» **PROBLEM REQUIREMENTS**
If a line below contains "from", count it. Report the final total and nothing more.

» **RECORDS SHOWN**
• • • •
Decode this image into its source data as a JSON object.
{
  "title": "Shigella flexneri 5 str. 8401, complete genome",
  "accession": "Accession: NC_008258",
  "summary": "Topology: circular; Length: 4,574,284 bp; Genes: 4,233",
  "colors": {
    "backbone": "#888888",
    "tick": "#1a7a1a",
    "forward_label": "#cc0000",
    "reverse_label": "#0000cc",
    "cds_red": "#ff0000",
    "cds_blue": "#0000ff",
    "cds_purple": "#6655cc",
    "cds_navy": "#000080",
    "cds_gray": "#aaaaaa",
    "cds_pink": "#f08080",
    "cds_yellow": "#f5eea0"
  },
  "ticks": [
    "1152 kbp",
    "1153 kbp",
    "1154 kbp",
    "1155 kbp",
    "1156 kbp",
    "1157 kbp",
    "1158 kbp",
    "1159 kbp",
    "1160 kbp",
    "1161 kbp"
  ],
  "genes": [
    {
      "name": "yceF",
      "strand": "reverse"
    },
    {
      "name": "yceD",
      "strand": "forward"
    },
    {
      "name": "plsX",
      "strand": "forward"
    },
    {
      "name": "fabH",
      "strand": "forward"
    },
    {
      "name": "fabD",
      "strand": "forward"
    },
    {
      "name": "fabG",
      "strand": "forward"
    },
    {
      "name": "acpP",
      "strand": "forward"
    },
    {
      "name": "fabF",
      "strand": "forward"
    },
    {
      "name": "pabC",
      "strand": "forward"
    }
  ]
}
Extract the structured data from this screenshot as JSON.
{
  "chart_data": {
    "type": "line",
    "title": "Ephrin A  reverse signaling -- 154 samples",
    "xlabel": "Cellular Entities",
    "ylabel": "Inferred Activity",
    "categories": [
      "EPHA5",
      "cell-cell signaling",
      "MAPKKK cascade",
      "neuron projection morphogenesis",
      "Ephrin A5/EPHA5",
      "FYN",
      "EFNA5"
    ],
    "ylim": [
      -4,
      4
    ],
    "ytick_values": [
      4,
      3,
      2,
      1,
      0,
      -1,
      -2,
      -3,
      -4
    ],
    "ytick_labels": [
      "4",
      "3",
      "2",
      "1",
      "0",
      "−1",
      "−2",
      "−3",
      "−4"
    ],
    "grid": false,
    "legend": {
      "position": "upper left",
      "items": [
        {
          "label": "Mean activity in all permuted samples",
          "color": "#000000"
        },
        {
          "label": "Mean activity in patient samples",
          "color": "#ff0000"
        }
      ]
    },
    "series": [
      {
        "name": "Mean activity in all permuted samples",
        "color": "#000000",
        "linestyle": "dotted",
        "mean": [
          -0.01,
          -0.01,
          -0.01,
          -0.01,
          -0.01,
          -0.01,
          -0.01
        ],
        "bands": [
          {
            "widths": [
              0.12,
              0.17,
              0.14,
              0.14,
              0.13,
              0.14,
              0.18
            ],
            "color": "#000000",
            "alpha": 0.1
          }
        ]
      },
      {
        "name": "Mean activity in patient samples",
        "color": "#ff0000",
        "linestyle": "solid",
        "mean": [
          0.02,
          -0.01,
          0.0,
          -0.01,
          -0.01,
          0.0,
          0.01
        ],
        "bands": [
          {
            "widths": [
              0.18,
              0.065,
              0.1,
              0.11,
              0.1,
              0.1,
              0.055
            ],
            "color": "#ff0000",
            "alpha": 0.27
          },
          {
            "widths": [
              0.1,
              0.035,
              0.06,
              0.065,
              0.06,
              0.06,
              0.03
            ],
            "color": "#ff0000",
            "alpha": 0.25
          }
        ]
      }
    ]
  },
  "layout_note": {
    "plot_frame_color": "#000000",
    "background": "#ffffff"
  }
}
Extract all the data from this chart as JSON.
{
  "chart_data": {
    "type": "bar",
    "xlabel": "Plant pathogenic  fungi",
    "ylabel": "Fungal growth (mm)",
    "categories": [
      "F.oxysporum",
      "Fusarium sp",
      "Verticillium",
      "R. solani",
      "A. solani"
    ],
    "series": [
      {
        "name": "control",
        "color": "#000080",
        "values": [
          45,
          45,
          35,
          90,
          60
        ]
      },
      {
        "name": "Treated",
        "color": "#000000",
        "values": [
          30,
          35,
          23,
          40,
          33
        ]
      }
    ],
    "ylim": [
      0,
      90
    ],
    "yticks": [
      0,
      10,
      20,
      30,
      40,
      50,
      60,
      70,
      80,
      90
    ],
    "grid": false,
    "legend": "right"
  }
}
• • • •
» **OUTPUT OF THE TASK**
2